* _Task prompt_
Restate each line of the listing exactly, without carrying over any pictures.

* _Material supplied_

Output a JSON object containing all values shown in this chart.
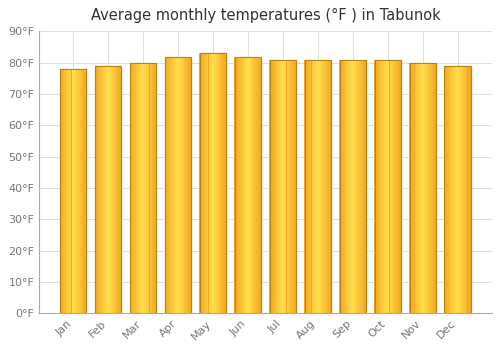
{
  "title": "Average monthly temperatures (°F ) in Tabunok",
  "months": [
    "Jan",
    "Feb",
    "Mar",
    "Apr",
    "May",
    "Jun",
    "Jul",
    "Aug",
    "Sep",
    "Oct",
    "Nov",
    "Dec"
  ],
  "values": [
    78.0,
    79.0,
    80.0,
    82.0,
    83.0,
    82.0,
    81.0,
    81.0,
    81.0,
    81.0,
    80.0,
    79.0
  ],
  "bar_color_center": "#FFE066",
  "bar_color_edge": "#F5A623",
  "bar_border_color": "#B8860B",
  "background_color": "#ffffff",
  "plot_bg_color": "#ffffff",
  "grid_color": "#dddddd",
  "ylim": [
    0,
    90
  ],
  "ytick_interval": 10,
  "title_fontsize": 10.5,
  "tick_fontsize": 8,
  "bar_width": 0.75
}
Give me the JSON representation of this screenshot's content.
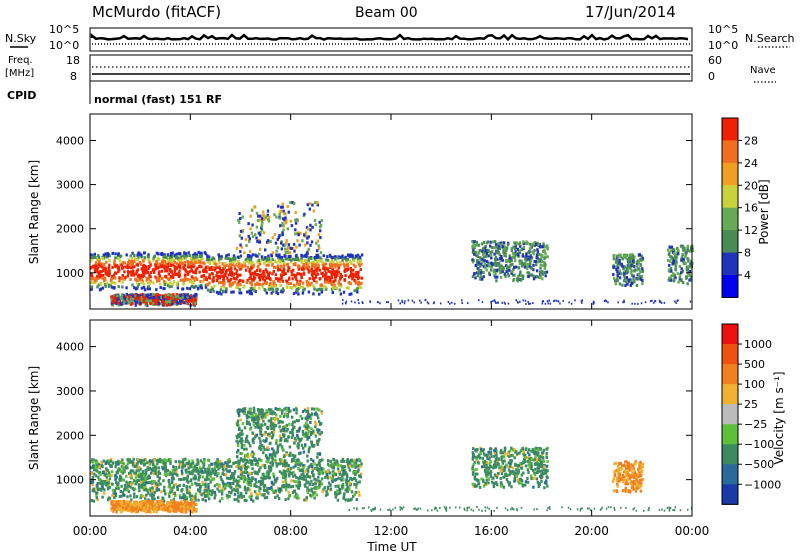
{
  "header": {
    "station": "McMurdo (fitACF)",
    "beam": "Beam 00",
    "date": "17/Jun/2014"
  },
  "noise_panel": {
    "left_label": "N.Sky",
    "right_label": "N.Search",
    "left_ticks": [
      "10^5",
      "10^0"
    ],
    "right_ticks": [
      "10^5",
      "10^0"
    ]
  },
  "freq_panel": {
    "left_label_1": "Freq.",
    "left_label_2": "[MHz]",
    "left_ticks": [
      "18",
      "8"
    ],
    "right_label": "Nave",
    "right_ticks": [
      "60",
      "0"
    ],
    "cpid_label": "CPID",
    "cpid_text": "normal (fast) 151 RF"
  },
  "x_axis": {
    "label": "Time UT",
    "ticks": [
      "00:00",
      "04:00",
      "08:00",
      "12:00",
      "16:00",
      "20:00",
      "00:00"
    ],
    "range_hours": [
      0,
      24
    ]
  },
  "chart_data": [
    {
      "type": "heatmap",
      "ylabel": "Slant Range [km]",
      "y_ticks": [
        "1000",
        "2000",
        "3000",
        "4000"
      ],
      "ylim": [
        180,
        4600
      ],
      "colorbar": {
        "label": "Power [dB]",
        "ticks": [
          "4",
          "8",
          "12",
          "16",
          "20",
          "24",
          "28"
        ],
        "range": [
          0,
          30
        ],
        "colors": [
          "#0000ee",
          "#2233bb",
          "#4a8a55",
          "#66aa55",
          "#c8d23a",
          "#f0a020",
          "#f07020",
          "#ee2200"
        ]
      },
      "blobs": [
        {
          "t": [
            0.0,
            4.6
          ],
          "r": [
            600,
            1450
          ],
          "level": "strong"
        },
        {
          "t": [
            4.6,
            10.8
          ],
          "r": [
            500,
            1400
          ],
          "level": "strong"
        },
        {
          "t": [
            5.8,
            8.0
          ],
          "r": [
            1400,
            2500
          ],
          "level": "streak"
        },
        {
          "t": [
            7.4,
            9.2
          ],
          "r": [
            1400,
            2600
          ],
          "level": "streak"
        },
        {
          "t": [
            0.8,
            4.2
          ],
          "r": [
            250,
            500
          ],
          "level": "medium"
        },
        {
          "t": [
            15.2,
            18.2
          ],
          "r": [
            800,
            1700
          ],
          "level": "weak"
        },
        {
          "t": [
            20.8,
            22.0
          ],
          "r": [
            700,
            1400
          ],
          "level": "weak"
        },
        {
          "t": [
            23.0,
            24.0
          ],
          "r": [
            700,
            1600
          ],
          "level": "weak"
        }
      ]
    },
    {
      "type": "heatmap",
      "ylabel": "Slant Range [km]",
      "y_ticks": [
        "1000",
        "2000",
        "3000",
        "4000"
      ],
      "ylim": [
        180,
        4600
      ],
      "colorbar": {
        "label": "Velocity [m s⁻¹]",
        "ticks": [
          "1000",
          "500",
          "100",
          "25",
          "−25",
          "−100",
          "−500",
          "−1000"
        ],
        "range": [
          -1000,
          1000
        ],
        "colors": [
          "#1a3aa8",
          "#2a6a9a",
          "#3c8a60",
          "#5fbf3a",
          "#bbbbbb",
          "#f0b030",
          "#f08020",
          "#f05010",
          "#ee1010"
        ]
      },
      "blobs": [
        {
          "t": [
            0.0,
            10.8
          ],
          "r": [
            500,
            1450
          ],
          "level": "green"
        },
        {
          "t": [
            5.8,
            9.2
          ],
          "r": [
            1400,
            2600
          ],
          "level": "green"
        },
        {
          "t": [
            15.2,
            18.2
          ],
          "r": [
            800,
            1700
          ],
          "level": "green"
        },
        {
          "t": [
            20.8,
            22.0
          ],
          "r": [
            700,
            1400
          ],
          "level": "orange"
        },
        {
          "t": [
            0.8,
            4.2
          ],
          "r": [
            250,
            500
          ],
          "level": "orange"
        }
      ]
    }
  ]
}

* _Answer to the problem_
Output a JSON object containing all values shown in this chart.
{
  "title": "Average monthly temperatures (°F ) in Tabunok",
  "months": [
    "Jan",
    "Feb",
    "Mar",
    "Apr",
    "May",
    "Jun",
    "Jul",
    "Aug",
    "Sep",
    "Oct",
    "Nov",
    "Dec"
  ],
  "values": [
    78.0,
    79.0,
    80.0,
    82.0,
    83.0,
    82.0,
    81.0,
    81.0,
    81.0,
    81.0,
    80.0,
    79.0
  ],
  "bar_color_center": "#FFE066",
  "bar_color_edge": "#F5A623",
  "bar_border_color": "#B8860B",
  "background_color": "#ffffff",
  "plot_bg_color": "#ffffff",
  "grid_color": "#dddddd",
  "ylim": [
    0,
    90
  ],
  "ytick_interval": 10,
  "title_fontsize": 10.5,
  "tick_fontsize": 8,
  "bar_width": 0.75
}
Give me the JSON representation of this screenshot's content.
{
  "header": {
    "station": "McMurdo (fitACF)",
    "beam": "Beam 00",
    "date": "17/Jun/2014"
  },
  "noise_panel": {
    "left_label": "N.Sky",
    "right_label": "N.Search",
    "left_ticks": [
      "10^5",
      "10^0"
    ],
    "right_ticks": [
      "10^5",
      "10^0"
    ]
  },
  "freq_panel": {
    "left_label_1": "Freq.",
    "left_label_2": "[MHz]",
    "left_ticks": [
      "18",
      "8"
    ],
    "right_label": "Nave",
    "right_ticks": [
      "60",
      "0"
    ],
    "cpid_label": "CPID",
    "cpid_text": "normal (fast) 151 RF"
  },
  "x_axis": {
    "label": "Time UT",
    "ticks": [
      "00:00",
      "04:00",
      "08:00",
      "12:00",
      "16:00",
      "20:00",
      "00:00"
    ],
    "range_hours": [
      0,
      24
    ]
  },
  "chart_data": [
    {
      "type": "heatmap",
      "ylabel": "Slant Range [km]",
      "y_ticks": [
        "1000",
        "2000",
        "3000",
        "4000"
      ],
      "ylim": [
        180,
        4600
      ],
      "colorbar": {
        "label": "Power [dB]",
        "ticks": [
          "4",
          "8",
          "12",
          "16",
          "20",
          "24",
          "28"
        ],
        "range": [
          0,
          30
        ],
        "colors": [
          "#0000ee",
          "#2233bb",
          "#4a8a55",
          "#66aa55",
          "#c8d23a",
          "#f0a020",
          "#f07020",
          "#ee2200"
        ]
      },
      "blobs": [
        {
          "t": [
            0.0,
            4.6
          ],
          "r": [
            600,
            1450
          ],
          "level": "strong"
        },
        {
          "t": [
            4.6,
            10.8
          ],
          "r": [
            500,
            1400
          ],
          "level": "strong"
        },
        {
          "t": [
            5.8,
            8.0
          ],
          "r": [
            1400,
            2500
          ],
          "level": "streak"
        },
        {
          "t": [
            7.4,
            9.2
          ],
          "r": [
            1400,
            2600
          ],
          "level": "streak"
        },
        {
          "t": [
            0.8,
            4.2
          ],
          "r": [
            250,
            500
          ],
          "level": "medium"
        },
        {
          "t": [
            15.2,
            18.2
          ],
          "r": [
            800,
            1700
          ],
          "level": "weak"
        },
        {
          "t": [
            20.8,
            22.0
          ],
          "r": [
            700,
            1400
          ],
          "level": "weak"
        },
        {
          "t": [
            23.0,
            24.0
          ],
          "r": [
            700,
            1600
          ],
          "level": "weak"
        }
      ]
    },
    {
      "type": "heatmap",
      "ylabel": "Slant Range [km]",
      "y_ticks": [
        "1000",
        "2000",
        "3000",
        "4000"
      ],
      "ylim": [
        180,
        4600
      ],
      "colorbar": {
        "label": "Velocity [m s⁻¹]",
        "ticks": [
          "1000",
          "500",
          "100",
          "25",
          "−25",
          "−100",
          "−500",
          "−1000"
        ],
        "range": [
          -1000,
          1000
        ],
        "colors": [
          "#1a3aa8",
          "#2a6a9a",
          "#3c8a60",
          "#5fbf3a",
          "#bbbbbb",
          "#f0b030",
          "#f08020",
          "#f05010",
          "#ee1010"
        ]
      },
      "blobs": [
        {
          "t": [
            0.0,
            10.8
          ],
          "r": [
            500,
            1450
          ],
          "level": "green"
        },
        {
          "t": [
            5.8,
            9.2
          ],
          "r": [
            1400,
            2600
          ],
          "level": "green"
        },
        {
          "t": [
            15.2,
            18.2
          ],
          "r": [
            800,
            1700
          ],
          "level": "green"
        },
        {
          "t": [
            20.8,
            22.0
          ],
          "r": [
            700,
            1400
          ],
          "level": "orange"
        },
        {
          "t": [
            0.8,
            4.2
          ],
          "r": [
            250,
            500
          ],
          "level": "orange"
        }
      ]
    }
  ]
}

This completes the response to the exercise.